— start —

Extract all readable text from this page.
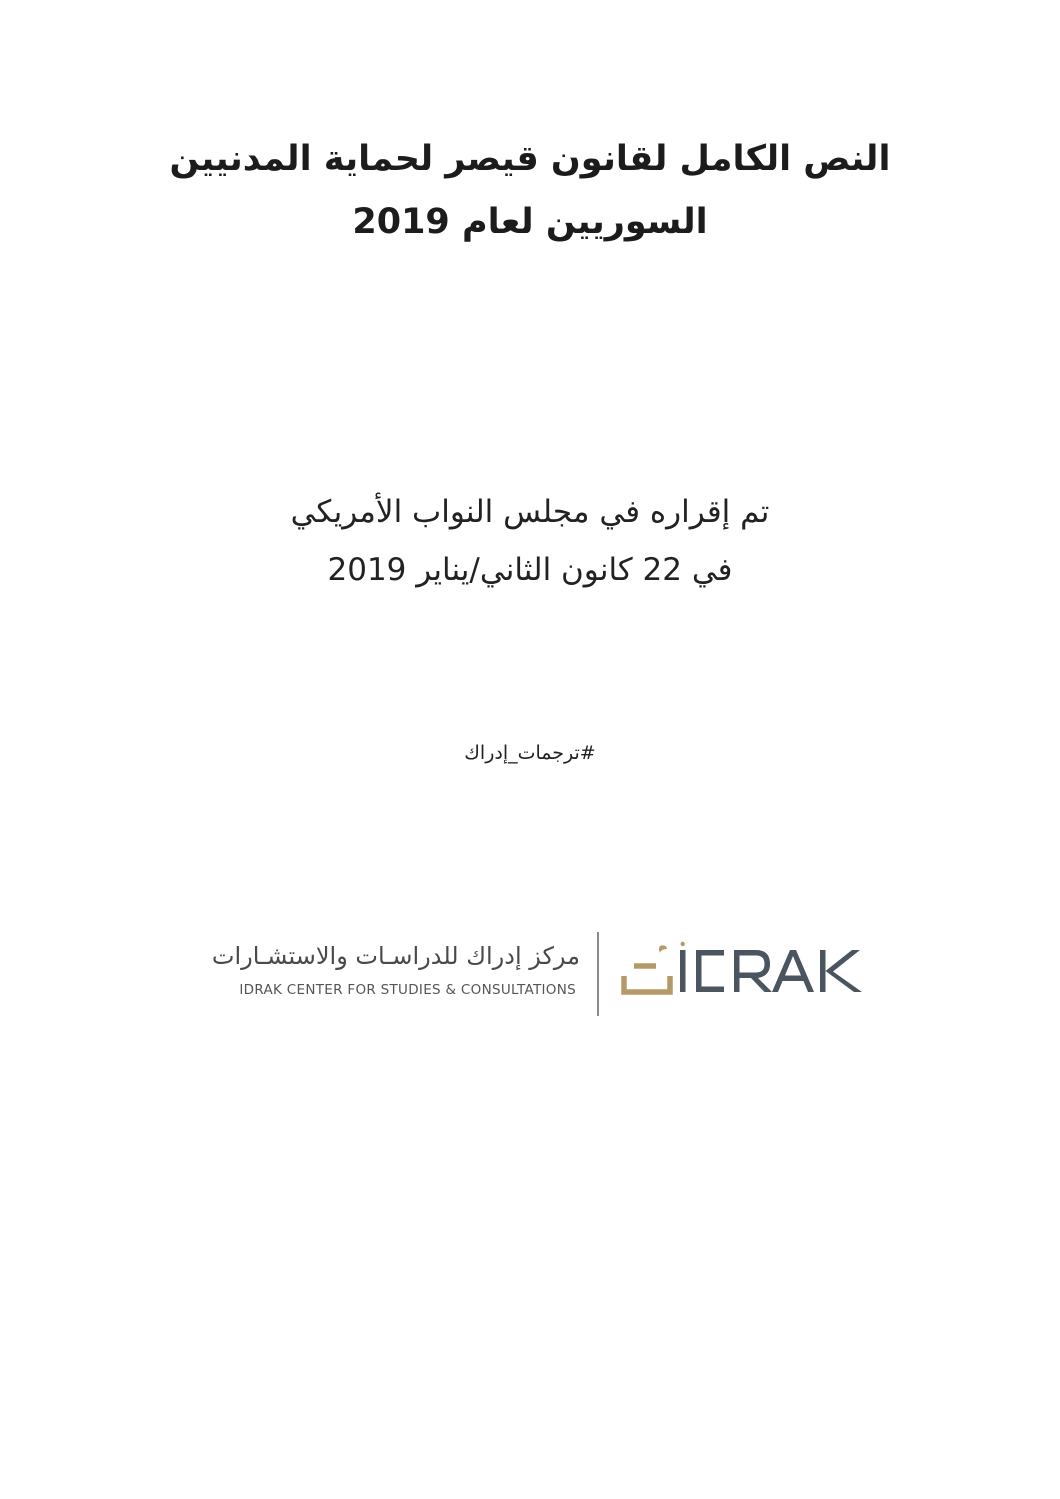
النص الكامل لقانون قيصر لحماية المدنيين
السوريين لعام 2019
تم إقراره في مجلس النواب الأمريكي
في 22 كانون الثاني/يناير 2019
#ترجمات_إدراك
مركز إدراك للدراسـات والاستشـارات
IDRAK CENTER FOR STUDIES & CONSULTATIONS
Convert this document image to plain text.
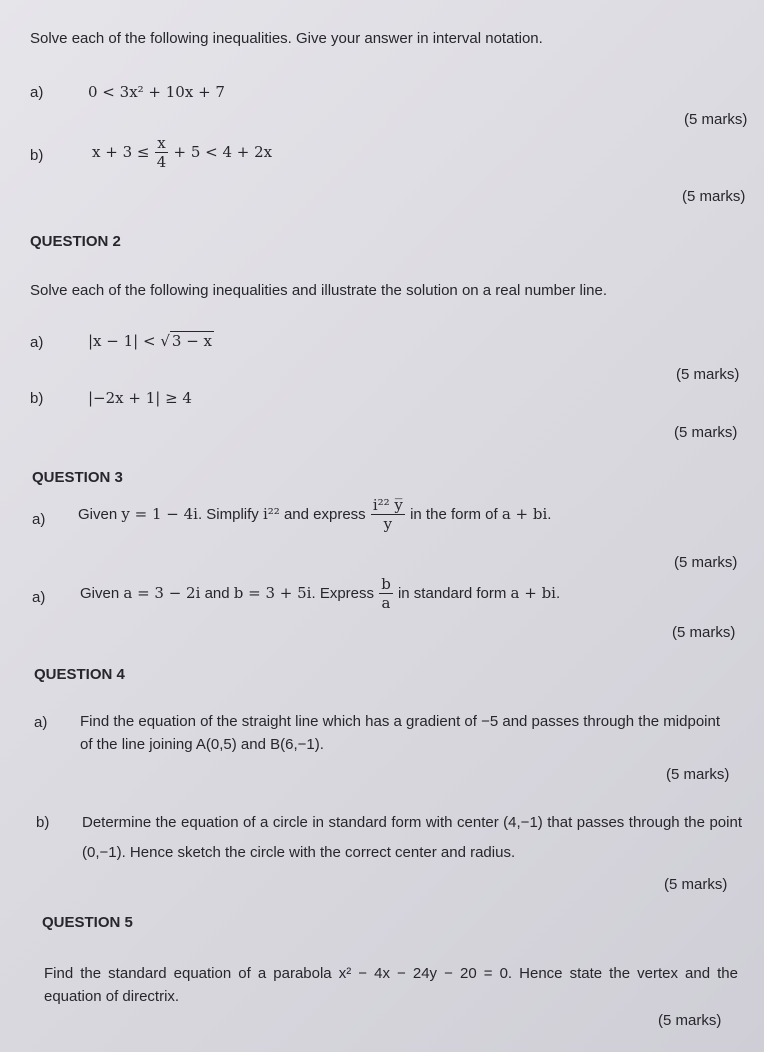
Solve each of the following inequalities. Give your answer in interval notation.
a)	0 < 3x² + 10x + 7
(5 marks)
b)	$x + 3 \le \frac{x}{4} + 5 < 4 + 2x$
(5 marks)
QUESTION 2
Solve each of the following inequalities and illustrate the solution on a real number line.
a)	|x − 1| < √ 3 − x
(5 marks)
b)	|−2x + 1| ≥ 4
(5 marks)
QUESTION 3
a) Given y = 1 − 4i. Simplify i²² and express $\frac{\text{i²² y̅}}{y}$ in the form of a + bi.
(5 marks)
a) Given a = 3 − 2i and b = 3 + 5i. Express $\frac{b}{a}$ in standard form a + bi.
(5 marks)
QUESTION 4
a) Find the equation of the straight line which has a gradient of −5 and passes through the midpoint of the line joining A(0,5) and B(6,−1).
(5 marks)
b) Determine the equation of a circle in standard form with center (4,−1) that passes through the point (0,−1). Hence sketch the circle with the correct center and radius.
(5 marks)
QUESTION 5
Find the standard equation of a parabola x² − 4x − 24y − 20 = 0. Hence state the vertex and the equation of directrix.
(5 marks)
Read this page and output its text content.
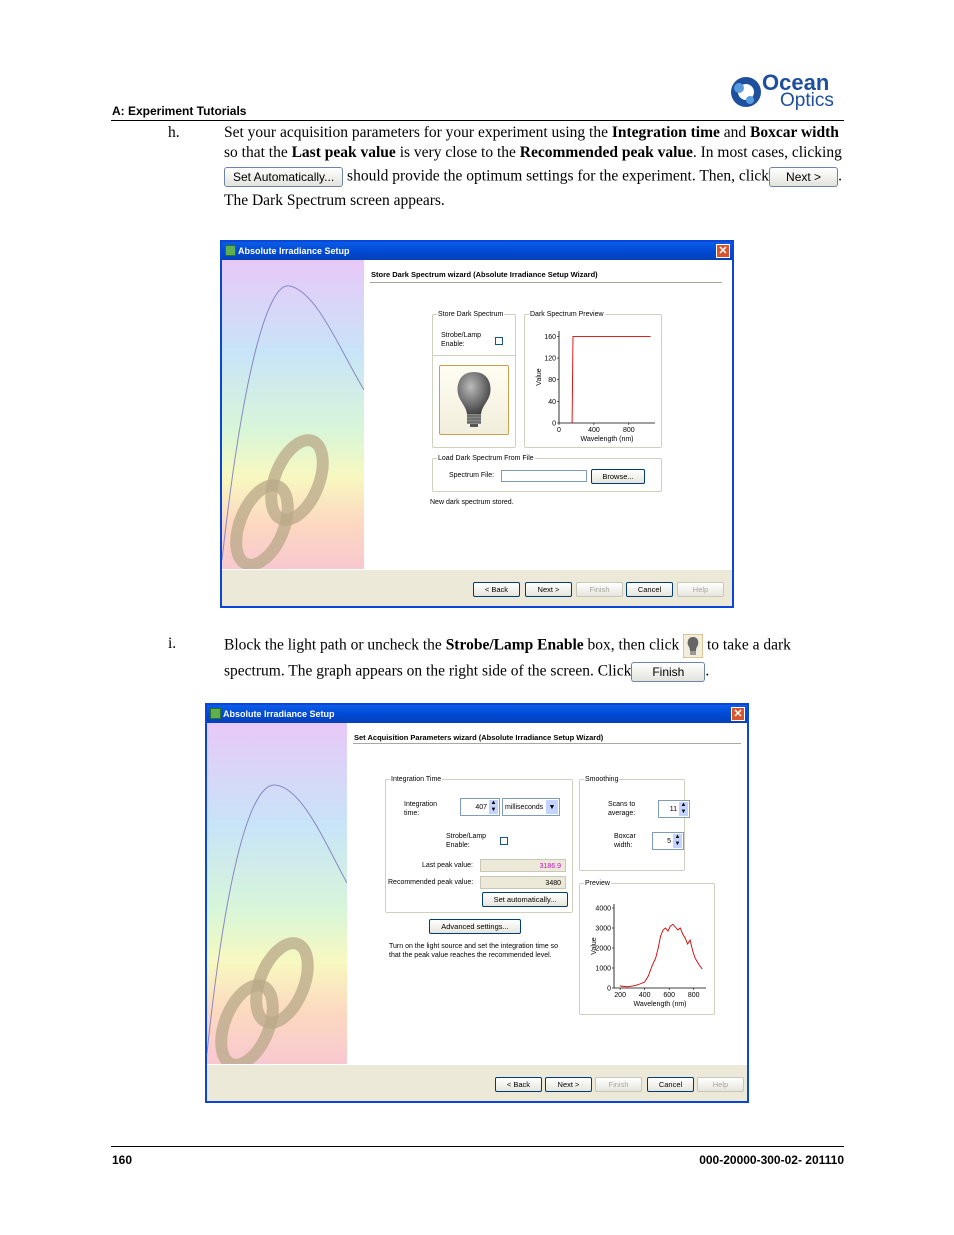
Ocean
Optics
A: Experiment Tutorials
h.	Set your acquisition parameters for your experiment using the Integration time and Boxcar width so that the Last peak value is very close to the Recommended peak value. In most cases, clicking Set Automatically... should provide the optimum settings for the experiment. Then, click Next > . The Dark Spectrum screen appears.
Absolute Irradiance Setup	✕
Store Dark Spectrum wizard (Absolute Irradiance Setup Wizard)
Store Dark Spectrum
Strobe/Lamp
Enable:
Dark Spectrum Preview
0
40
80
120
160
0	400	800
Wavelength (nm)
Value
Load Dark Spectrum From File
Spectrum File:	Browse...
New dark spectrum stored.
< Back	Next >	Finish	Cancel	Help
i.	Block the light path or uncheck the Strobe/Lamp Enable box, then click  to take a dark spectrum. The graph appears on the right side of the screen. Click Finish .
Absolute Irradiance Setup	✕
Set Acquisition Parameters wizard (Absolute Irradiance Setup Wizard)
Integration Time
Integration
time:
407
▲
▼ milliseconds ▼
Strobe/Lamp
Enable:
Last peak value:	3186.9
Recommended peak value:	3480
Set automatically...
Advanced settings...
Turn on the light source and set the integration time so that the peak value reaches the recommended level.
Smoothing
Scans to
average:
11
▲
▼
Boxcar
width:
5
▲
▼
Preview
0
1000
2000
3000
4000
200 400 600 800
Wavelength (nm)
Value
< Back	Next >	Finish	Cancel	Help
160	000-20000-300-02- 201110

— end —

== Exercise requirements ==
Scan the material above. Return every line containing the string "passes".

== Final answer ==
a) Find the equation of the straight line which has a gradient of −5 and passes through the midpoint of the line joining A(0,5) and B(6,−1).
b) Determine the equation of a circle in standard form with center (4,−1) that passes through the point (0,−1). Hence sketch the circle with the correct center and radius.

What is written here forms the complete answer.